Stored items
--- START ---

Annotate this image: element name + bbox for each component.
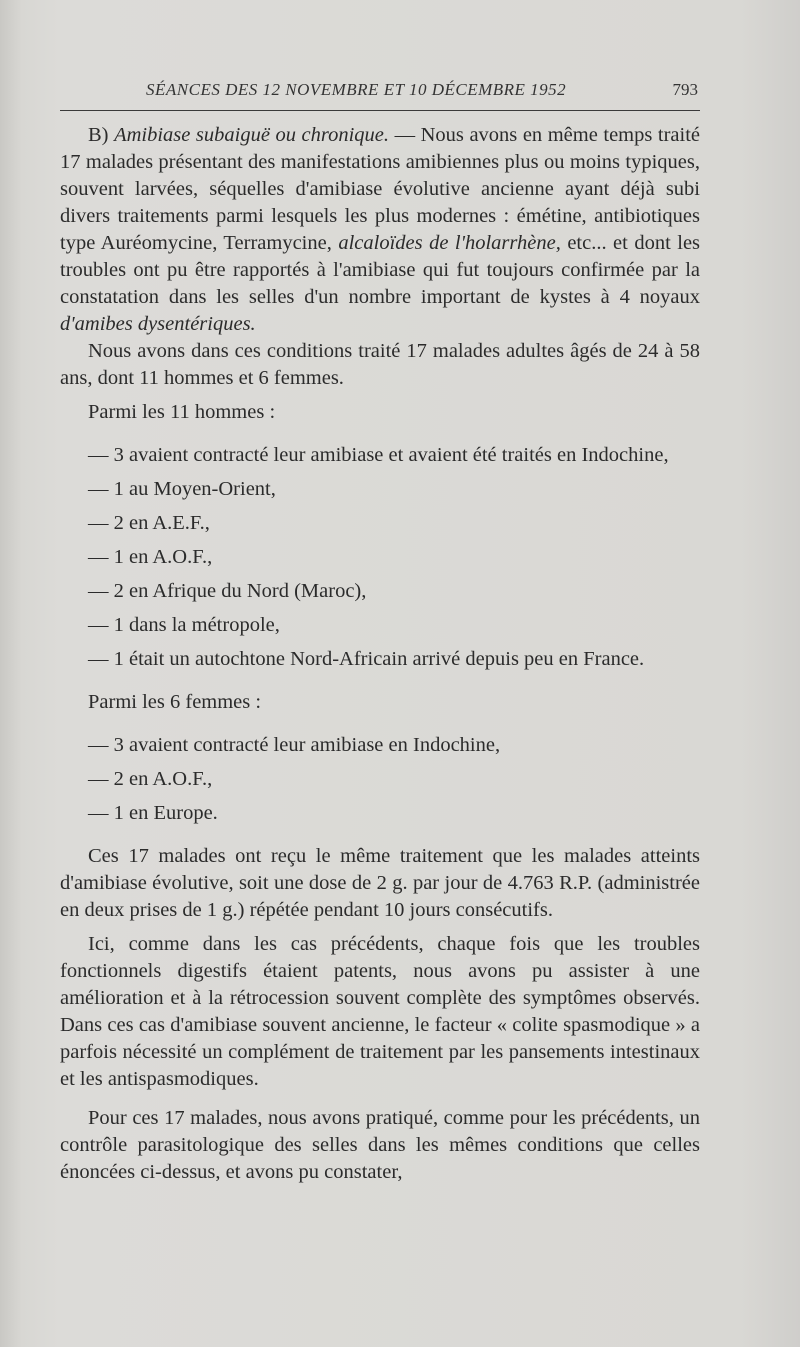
section-heading: Amibiase subaiguë ou chronique. [114,124,390,146]
paragraph-text: — Nous avons en même temps traité 17 malades présentant des manifestations amibiennes plus ou moins typiques, souvent larvées, séquelles d'amibiase évolutive ancienne ayant déjà subi divers traitements parmi lesquels les plus modernes : émétine, antibiotiques type Auréomycine, Terramycine, [60,124,701,254]
running-title: SÉANCES DES 12 NOVEMBRE ET 10 DÉCEMBRE 1952 [146,80,567,99]
women-list [60,732,700,827]
page-number: 793 [672,80,698,99]
body-text [60,122,700,1186]
list-item: — 2 en A.O.F., [88,768,213,790]
paragraph-results: Ici, comme dans les cas précédents, chaque fois que les troubles fonctionnels digestifs étaient patents, nous avons pu assister à une amélioration et à la rétrocession souvent complète des symptômes observés. Dans ces cas d'amibiase souvent ancienne, le facteur « colite spasmodique » a parfois nécessité un complément de traitement par les pansements intestinaux et les antispasmodiques. [60,933,700,1090]
list-item: — 2 en A.E.F., [88,512,210,534]
paragraph-subacute-amebiasis [60,122,700,338]
page-header [60,80,700,111]
paragraph-treatment: Ces 17 malades ont reçu le même traitement que les malades atteints d'amibiase évolutive, soit une dose de 2 g. par jour de 4.763 R.P. (administrée en deux prises de 1 g.) répétée pendant 10 jours consécutifs. [60,845,700,921]
list-item: — 3 avaient contracté leur amibiase en Indochine, [88,734,501,756]
list-item: — 2 en Afrique du Nord (Maroc), [88,580,367,602]
list-item: — 1 était un autochtone Nord-Africain arrivé depuis peu en France. [88,648,645,670]
italic-term: d'amibes dysentériques. [60,313,256,335]
list-item: — 1 au Moyen-Orient, [88,478,276,500]
list-item: — 1 en A.O.F., [88,546,213,568]
list-item: — 3 avaient contracté leur amibiase et avaient été traités en Indochine, [88,444,669,466]
paragraph-men-intro: Parmi les 11 hommes : [88,401,276,423]
italic-term: alcaloïdes de l'holarrhène, [338,232,561,254]
list-item: — 1 dans la métropole, [88,614,280,636]
paragraph-patients: Nous avons dans ces conditions traité 17 malades adultes âgés de 24 à 58 ans, dont 11 hommes et 6 femmes. [60,340,700,389]
paragraph-women-intro: Parmi les 6 femmes : [88,691,262,713]
paragraph-text: etc... et dont les troubles ont pu être rapportés à l'amibiase qui fut toujours confirmée par la constatation dans les selles d'un nombre important de kystes à 4 noyaux [60,232,701,308]
paragraph-parasitology: Pour ces 17 malades, nous avons pratiqué, comme pour les précédents, un contrôle parasitologique des selles dans les mêmes conditions que celles énoncées ci-dessus, et avons pu constater, [60,1107,700,1183]
men-list [60,442,700,673]
list-item: — 1 en Europe. [88,802,218,824]
section-label: B) [88,124,109,146]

--- END ---

TASK BRIEF
Show every line in the entries above that contains the string "term".

SOLUTION TO THIS TASK
italic-term: d'amibes dysentériques. [60,313,256,335]
italic-term: alcaloïdes de l'holarrhène, [338,232,561,254]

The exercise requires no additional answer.